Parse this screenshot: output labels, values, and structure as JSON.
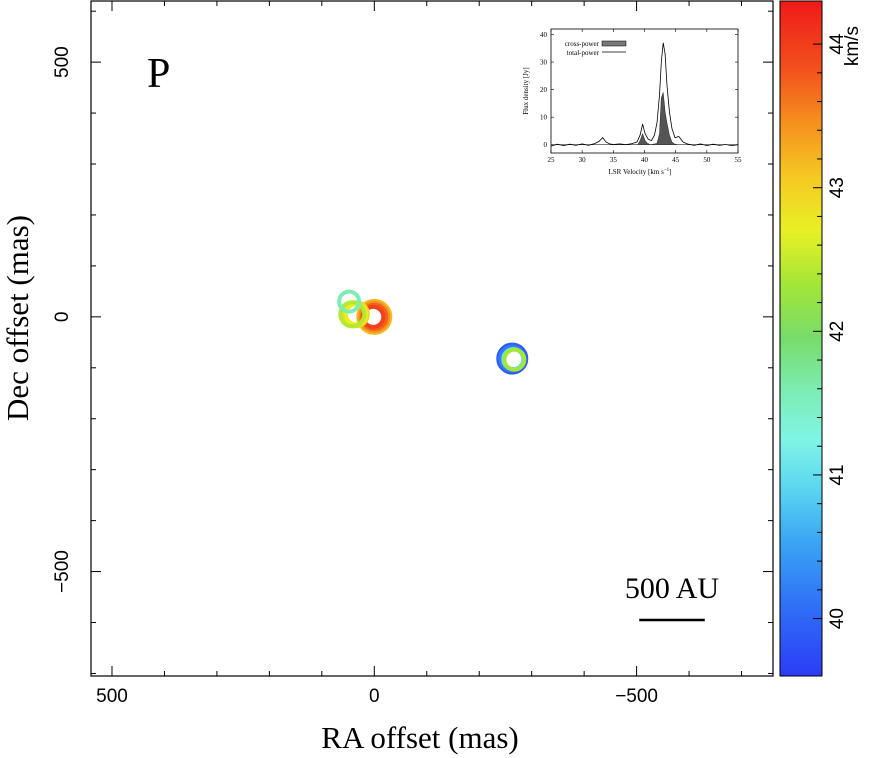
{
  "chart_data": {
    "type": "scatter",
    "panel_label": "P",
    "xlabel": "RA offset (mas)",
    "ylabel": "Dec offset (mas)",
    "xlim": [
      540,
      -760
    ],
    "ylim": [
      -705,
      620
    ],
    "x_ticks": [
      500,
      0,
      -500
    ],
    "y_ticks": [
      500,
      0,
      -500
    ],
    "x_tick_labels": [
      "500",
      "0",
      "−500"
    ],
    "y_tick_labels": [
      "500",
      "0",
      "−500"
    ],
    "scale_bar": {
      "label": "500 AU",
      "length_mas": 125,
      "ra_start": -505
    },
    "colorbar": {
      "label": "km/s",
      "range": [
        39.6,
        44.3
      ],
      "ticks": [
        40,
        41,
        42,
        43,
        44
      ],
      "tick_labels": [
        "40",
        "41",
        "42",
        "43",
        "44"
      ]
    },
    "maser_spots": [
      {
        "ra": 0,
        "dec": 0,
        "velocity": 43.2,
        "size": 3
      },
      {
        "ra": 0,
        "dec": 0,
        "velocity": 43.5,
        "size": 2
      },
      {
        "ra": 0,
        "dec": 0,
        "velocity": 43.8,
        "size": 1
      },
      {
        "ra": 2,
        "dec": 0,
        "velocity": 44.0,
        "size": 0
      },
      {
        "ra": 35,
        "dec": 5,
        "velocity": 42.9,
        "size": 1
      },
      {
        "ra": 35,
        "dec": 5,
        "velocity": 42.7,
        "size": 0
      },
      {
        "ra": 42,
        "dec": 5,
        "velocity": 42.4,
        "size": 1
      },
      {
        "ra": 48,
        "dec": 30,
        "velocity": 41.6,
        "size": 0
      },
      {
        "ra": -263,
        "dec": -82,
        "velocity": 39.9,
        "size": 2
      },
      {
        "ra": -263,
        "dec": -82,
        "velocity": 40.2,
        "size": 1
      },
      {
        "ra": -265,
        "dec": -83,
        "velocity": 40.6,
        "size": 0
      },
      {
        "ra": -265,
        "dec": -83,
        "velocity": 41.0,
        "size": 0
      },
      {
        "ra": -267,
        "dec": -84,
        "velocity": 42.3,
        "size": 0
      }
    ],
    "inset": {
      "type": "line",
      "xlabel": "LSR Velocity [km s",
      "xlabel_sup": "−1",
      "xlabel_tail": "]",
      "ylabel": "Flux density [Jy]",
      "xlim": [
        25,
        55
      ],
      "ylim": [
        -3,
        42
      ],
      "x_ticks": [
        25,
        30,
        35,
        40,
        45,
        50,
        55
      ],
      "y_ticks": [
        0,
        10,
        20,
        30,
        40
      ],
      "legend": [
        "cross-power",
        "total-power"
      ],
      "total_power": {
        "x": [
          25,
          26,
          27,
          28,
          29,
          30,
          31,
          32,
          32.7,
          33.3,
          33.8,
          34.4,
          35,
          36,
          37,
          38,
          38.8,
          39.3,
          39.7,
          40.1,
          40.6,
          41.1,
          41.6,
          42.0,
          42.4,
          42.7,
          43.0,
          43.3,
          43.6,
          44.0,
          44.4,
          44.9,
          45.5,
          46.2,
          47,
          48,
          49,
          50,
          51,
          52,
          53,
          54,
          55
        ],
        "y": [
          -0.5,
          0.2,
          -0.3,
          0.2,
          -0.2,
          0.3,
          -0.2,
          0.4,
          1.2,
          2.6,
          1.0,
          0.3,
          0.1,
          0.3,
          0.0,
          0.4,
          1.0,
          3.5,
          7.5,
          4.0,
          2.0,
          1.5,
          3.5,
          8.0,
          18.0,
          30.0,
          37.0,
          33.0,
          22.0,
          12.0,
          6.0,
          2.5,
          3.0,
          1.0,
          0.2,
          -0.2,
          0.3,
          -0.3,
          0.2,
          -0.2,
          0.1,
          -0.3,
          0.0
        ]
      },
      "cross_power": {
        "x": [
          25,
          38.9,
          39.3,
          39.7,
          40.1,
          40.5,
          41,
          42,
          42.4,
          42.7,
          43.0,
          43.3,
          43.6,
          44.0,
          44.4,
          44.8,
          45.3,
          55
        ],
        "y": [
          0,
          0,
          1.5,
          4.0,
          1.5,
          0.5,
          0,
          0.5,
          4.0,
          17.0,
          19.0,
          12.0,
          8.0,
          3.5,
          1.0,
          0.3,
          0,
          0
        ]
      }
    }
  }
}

---

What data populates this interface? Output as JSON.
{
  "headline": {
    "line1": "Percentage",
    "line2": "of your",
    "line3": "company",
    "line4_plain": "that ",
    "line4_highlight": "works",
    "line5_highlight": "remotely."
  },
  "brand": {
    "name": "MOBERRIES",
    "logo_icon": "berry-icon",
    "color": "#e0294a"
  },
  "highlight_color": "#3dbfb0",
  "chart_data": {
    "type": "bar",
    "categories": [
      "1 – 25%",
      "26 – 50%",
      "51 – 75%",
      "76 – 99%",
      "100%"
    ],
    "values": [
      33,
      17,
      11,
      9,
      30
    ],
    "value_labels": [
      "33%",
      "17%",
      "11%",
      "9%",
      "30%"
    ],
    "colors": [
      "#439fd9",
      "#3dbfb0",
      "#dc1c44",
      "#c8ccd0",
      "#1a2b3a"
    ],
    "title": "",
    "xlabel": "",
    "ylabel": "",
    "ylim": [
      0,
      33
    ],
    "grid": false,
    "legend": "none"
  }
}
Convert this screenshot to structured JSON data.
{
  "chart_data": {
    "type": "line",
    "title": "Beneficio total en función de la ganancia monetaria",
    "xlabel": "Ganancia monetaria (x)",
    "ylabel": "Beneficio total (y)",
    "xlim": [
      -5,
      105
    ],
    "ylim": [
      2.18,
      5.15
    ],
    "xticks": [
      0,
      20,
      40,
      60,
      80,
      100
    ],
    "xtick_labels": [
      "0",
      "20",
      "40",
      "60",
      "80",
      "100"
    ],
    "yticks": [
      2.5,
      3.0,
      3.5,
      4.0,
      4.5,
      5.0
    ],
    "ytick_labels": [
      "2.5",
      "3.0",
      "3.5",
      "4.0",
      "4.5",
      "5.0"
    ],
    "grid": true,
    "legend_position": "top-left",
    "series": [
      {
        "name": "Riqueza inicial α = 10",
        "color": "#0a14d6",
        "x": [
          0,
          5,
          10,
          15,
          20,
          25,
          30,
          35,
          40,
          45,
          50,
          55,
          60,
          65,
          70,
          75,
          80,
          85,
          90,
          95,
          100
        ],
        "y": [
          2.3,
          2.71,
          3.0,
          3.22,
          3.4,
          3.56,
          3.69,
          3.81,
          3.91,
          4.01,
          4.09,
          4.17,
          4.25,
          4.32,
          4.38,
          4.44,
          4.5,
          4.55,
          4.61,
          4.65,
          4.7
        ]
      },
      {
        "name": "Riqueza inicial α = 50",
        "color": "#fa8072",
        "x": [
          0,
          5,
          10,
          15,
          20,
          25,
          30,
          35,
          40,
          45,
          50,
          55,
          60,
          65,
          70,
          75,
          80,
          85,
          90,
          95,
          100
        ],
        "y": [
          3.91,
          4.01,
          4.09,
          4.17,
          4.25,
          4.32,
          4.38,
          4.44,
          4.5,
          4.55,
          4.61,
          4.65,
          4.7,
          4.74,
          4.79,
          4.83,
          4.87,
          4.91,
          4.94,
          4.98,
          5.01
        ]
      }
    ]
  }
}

---

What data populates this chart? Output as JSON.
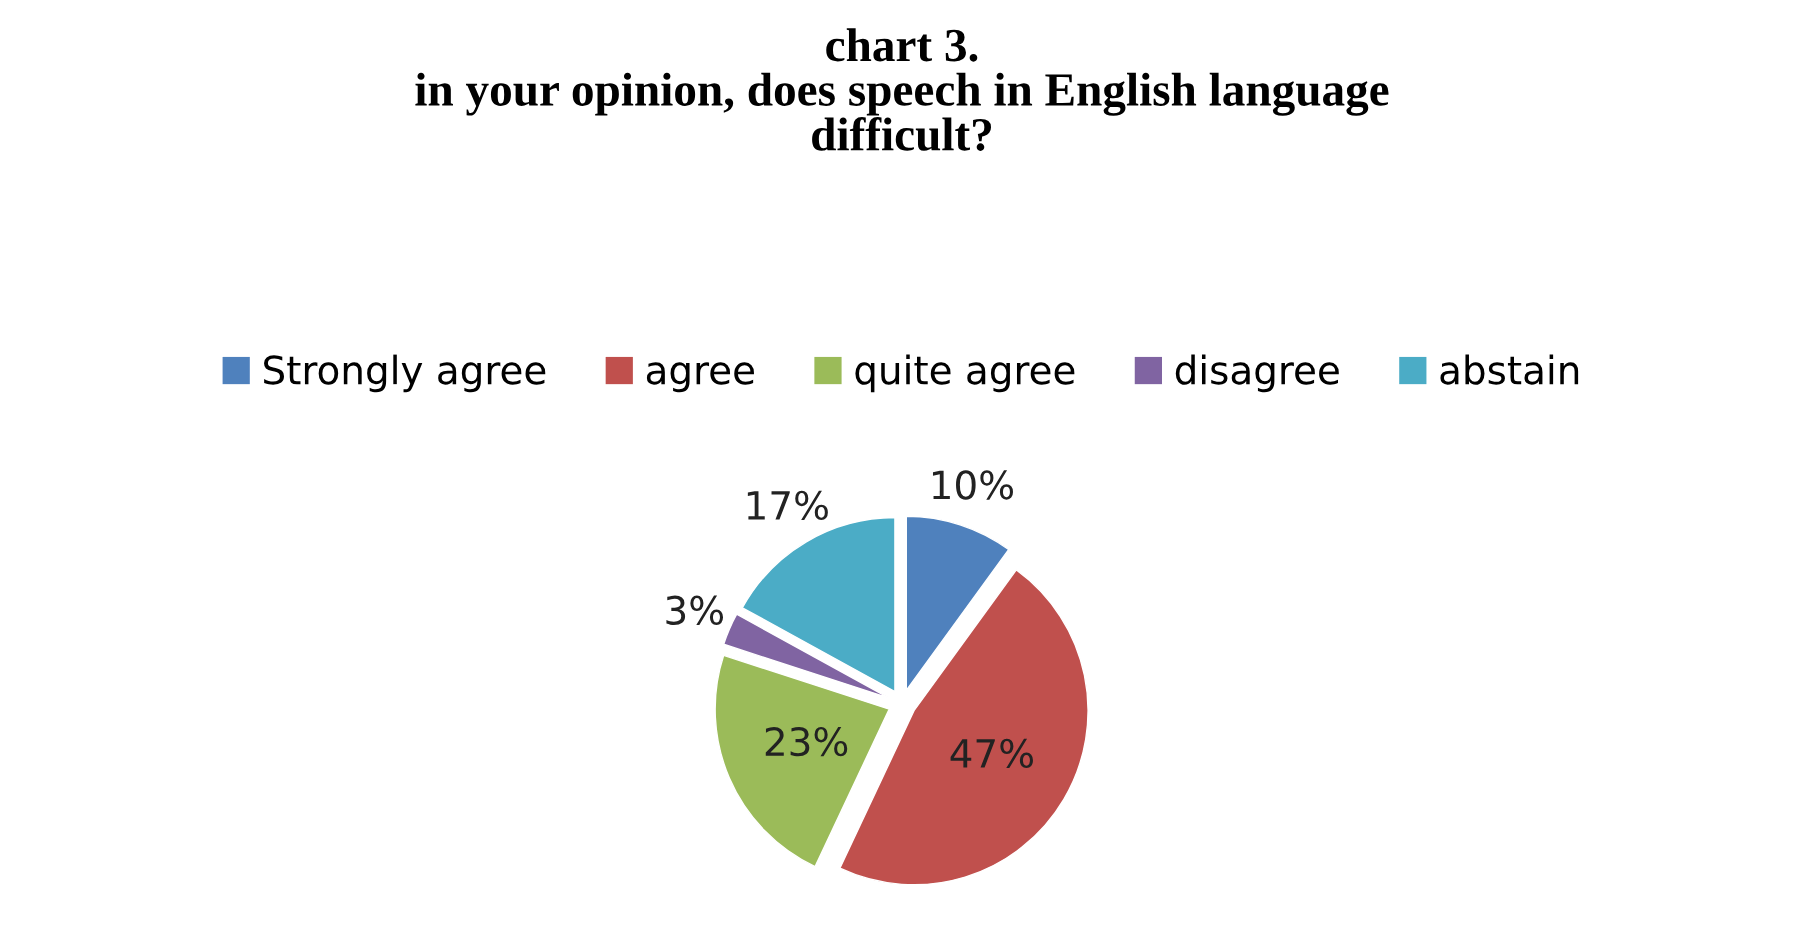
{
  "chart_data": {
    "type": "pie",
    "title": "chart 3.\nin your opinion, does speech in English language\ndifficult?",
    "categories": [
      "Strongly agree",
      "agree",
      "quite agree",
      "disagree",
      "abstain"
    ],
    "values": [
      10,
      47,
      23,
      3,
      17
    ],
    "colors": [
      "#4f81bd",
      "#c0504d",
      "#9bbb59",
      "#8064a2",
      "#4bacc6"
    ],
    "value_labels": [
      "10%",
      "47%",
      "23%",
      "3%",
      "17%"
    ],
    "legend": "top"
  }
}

---

- _Exercise brief_: Tally how many lines of the data include the word "Riqueza". Write the number and nothing else.

- _Response to the exercise_: 2